** Task directions **
The records below are to be repeated in full, exactly as they are.

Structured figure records
>>>

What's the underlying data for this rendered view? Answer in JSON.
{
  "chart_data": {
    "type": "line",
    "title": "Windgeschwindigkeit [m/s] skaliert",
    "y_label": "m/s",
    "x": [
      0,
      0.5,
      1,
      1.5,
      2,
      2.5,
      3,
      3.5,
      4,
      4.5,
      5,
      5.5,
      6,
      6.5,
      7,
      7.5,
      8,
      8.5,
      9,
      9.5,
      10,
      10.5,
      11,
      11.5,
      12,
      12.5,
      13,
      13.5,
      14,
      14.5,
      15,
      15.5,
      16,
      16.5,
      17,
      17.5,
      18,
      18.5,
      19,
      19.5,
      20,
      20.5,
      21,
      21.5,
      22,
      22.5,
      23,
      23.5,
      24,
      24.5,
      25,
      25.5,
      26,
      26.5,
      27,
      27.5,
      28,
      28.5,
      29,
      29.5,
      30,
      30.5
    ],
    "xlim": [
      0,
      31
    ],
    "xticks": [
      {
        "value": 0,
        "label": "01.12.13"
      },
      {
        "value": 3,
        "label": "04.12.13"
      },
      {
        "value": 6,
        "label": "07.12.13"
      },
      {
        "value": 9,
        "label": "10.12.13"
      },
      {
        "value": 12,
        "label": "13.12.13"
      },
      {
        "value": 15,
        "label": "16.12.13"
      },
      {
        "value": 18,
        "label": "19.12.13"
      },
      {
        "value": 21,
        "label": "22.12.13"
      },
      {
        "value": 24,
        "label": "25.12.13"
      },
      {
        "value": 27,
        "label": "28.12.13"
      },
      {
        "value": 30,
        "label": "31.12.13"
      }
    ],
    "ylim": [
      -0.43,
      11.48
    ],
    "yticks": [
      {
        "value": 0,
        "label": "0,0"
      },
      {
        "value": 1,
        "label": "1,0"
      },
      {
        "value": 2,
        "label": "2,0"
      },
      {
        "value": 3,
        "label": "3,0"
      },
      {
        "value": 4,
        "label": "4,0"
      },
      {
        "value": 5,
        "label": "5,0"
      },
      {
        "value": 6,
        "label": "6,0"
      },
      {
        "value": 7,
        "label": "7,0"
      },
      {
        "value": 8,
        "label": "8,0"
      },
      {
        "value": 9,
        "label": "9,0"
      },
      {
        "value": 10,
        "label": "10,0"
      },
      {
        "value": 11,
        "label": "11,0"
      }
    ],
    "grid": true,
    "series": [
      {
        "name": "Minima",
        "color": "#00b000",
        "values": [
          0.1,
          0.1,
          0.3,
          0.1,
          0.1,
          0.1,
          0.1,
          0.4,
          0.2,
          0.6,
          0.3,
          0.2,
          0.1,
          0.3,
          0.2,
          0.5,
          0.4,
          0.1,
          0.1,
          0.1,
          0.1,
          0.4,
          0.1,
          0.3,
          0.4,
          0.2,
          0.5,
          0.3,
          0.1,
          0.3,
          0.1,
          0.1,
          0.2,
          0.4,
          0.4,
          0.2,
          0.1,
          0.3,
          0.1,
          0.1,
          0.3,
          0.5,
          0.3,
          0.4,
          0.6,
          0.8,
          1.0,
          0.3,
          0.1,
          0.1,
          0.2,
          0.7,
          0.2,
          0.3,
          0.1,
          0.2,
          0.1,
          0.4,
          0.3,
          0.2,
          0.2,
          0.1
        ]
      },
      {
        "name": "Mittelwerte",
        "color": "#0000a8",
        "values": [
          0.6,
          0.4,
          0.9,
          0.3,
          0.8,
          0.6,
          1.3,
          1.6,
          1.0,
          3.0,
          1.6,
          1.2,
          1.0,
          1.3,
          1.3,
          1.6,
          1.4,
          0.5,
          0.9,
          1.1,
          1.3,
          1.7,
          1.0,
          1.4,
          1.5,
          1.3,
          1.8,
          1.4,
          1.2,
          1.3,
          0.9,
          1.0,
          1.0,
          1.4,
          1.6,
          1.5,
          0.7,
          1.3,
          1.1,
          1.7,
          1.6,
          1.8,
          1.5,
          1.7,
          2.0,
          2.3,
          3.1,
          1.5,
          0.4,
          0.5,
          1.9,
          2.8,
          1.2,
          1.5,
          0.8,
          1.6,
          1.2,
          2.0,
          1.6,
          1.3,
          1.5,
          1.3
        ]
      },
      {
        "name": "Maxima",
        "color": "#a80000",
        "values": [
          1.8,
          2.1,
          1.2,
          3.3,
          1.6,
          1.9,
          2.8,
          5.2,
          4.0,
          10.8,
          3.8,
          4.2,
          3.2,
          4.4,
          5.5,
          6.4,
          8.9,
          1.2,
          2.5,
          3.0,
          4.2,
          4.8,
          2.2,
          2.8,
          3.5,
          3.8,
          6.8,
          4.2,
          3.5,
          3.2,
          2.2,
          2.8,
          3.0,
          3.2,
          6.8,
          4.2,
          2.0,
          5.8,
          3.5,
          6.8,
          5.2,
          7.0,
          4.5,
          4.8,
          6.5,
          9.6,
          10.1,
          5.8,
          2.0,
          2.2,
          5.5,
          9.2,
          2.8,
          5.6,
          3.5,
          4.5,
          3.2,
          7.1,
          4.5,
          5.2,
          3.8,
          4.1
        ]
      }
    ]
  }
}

<<<

** Written answer **
What's the underlying data for this rendered view? Answer in JSON.
{
  "chart_data": {
    "type": "line",
    "title": "Windgeschwindigkeit [m/s] skaliert",
    "y_label": "m/s",
    "x": [
      0,
      0.5,
      1,
      1.5,
      2,
      2.5,
      3,
      3.5,
      4,
      4.5,
      5,
      5.5,
      6,
      6.5,
      7,
      7.5,
      8,
      8.5,
      9,
      9.5,
      10,
      10.5,
      11,
      11.5,
      12,
      12.5,
      13,
      13.5,
      14,
      14.5,
      15,
      15.5,
      16,
      16.5,
      17,
      17.5,
      18,
      18.5,
      19,
      19.5,
      20,
      20.5,
      21,
      21.5,
      22,
      22.5,
      23,
      23.5,
      24,
      24.5,
      25,
      25.5,
      26,
      26.5,
      27,
      27.5,
      28,
      28.5,
      29,
      29.5,
      30,
      30.5
    ],
    "xlim": [
      0,
      31
    ],
    "xticks": [
      {
        "value": 0,
        "label": "01.12.13"
      },
      {
        "value": 3,
        "label": "04.12.13"
      },
      {
        "value": 6,
        "label": "07.12.13"
      },
      {
        "value": 9,
        "label": "10.12.13"
      },
      {
        "value": 12,
        "label": "13.12.13"
      },
      {
        "value": 15,
        "label": "16.12.13"
      },
      {
        "value": 18,
        "label": "19.12.13"
      },
      {
        "value": 21,
        "label": "22.12.13"
      },
      {
        "value": 24,
        "label": "25.12.13"
      },
      {
        "value": 27,
        "label": "28.12.13"
      },
      {
        "value": 30,
        "label": "31.12.13"
      }
    ],
    "ylim": [
      -0.43,
      11.48
    ],
    "yticks": [
      {
        "value": 0,
        "label": "0,0"
      },
      {
        "value": 1,
        "label": "1,0"
      },
      {
        "value": 2,
        "label": "2,0"
      },
      {
        "value": 3,
        "label": "3,0"
      },
      {
        "value": 4,
        "label": "4,0"
      },
      {
        "value": 5,
        "label": "5,0"
      },
      {
        "value": 6,
        "label": "6,0"
      },
      {
        "value": 7,
        "label": "7,0"
      },
      {
        "value": 8,
        "label": "8,0"
      },
      {
        "value": 9,
        "label": "9,0"
      },
      {
        "value": 10,
        "label": "10,0"
      },
      {
        "value": 11,
        "label": "11,0"
      }
    ],
    "grid": true,
    "series": [
      {
        "name": "Minima",
        "color": "#00b000",
        "values": [
          0.1,
          0.1,
          0.3,
          0.1,
          0.1,
          0.1,
          0.1,
          0.4,
          0.2,
          0.6,
          0.3,
          0.2,
          0.1,
          0.3,
          0.2,
          0.5,
          0.4,
          0.1,
          0.1,
          0.1,
          0.1,
          0.4,
          0.1,
          0.3,
          0.4,
          0.2,
          0.5,
          0.3,
          0.1,
          0.3,
          0.1,
          0.1,
          0.2,
          0.4,
          0.4,
          0.2,
          0.1,
          0.3,
          0.1,
          0.1,
          0.3,
          0.5,
          0.3,
          0.4,
          0.6,
          0.8,
          1.0,
          0.3,
          0.1,
          0.1,
          0.2,
          0.7,
          0.2,
          0.3,
          0.1,
          0.2,
          0.1,
          0.4,
          0.3,
          0.2,
          0.2,
          0.1
        ]
      },
      {
        "name": "Mittelwerte",
        "color": "#0000a8",
        "values": [
          0.6,
          0.4,
          0.9,
          0.3,
          0.8,
          0.6,
          1.3,
          1.6,
          1.0,
          3.0,
          1.6,
          1.2,
          1.0,
          1.3,
          1.3,
          1.6,
          1.4,
          0.5,
          0.9,
          1.1,
          1.3,
          1.7,
          1.0,
          1.4,
          1.5,
          1.3,
          1.8,
          1.4,
          1.2,
          1.3,
          0.9,
          1.0,
          1.0,
          1.4,
          1.6,
          1.5,
          0.7,
          1.3,
          1.1,
          1.7,
          1.6,
          1.8,
          1.5,
          1.7,
          2.0,
          2.3,
          3.1,
          1.5,
          0.4,
          0.5,
          1.9,
          2.8,
          1.2,
          1.5,
          0.8,
          1.6,
          1.2,
          2.0,
          1.6,
          1.3,
          1.5,
          1.3
        ]
      },
      {
        "name": "Maxima",
        "color": "#a80000",
        "values": [
          1.8,
          2.1,
          1.2,
          3.3,
          1.6,
          1.9,
          2.8,
          5.2,
          4.0,
          10.8,
          3.8,
          4.2,
          3.2,
          4.4,
          5.5,
          6.4,
          8.9,
          1.2,
          2.5,
          3.0,
          4.2,
          4.8,
          2.2,
          2.8,
          3.5,
          3.8,
          6.8,
          4.2,
          3.5,
          3.2,
          2.2,
          2.8,
          3.0,
          3.2,
          6.8,
          4.2,
          2.0,
          5.8,
          3.5,
          6.8,
          5.2,
          7.0,
          4.5,
          4.8,
          6.5,
          9.6,
          10.1,
          5.8,
          2.0,
          2.2,
          5.5,
          9.2,
          2.8,
          5.6,
          3.5,
          4.5,
          3.2,
          7.1,
          4.5,
          5.2,
          3.8,
          4.1
        ]
      }
    ]
  }
}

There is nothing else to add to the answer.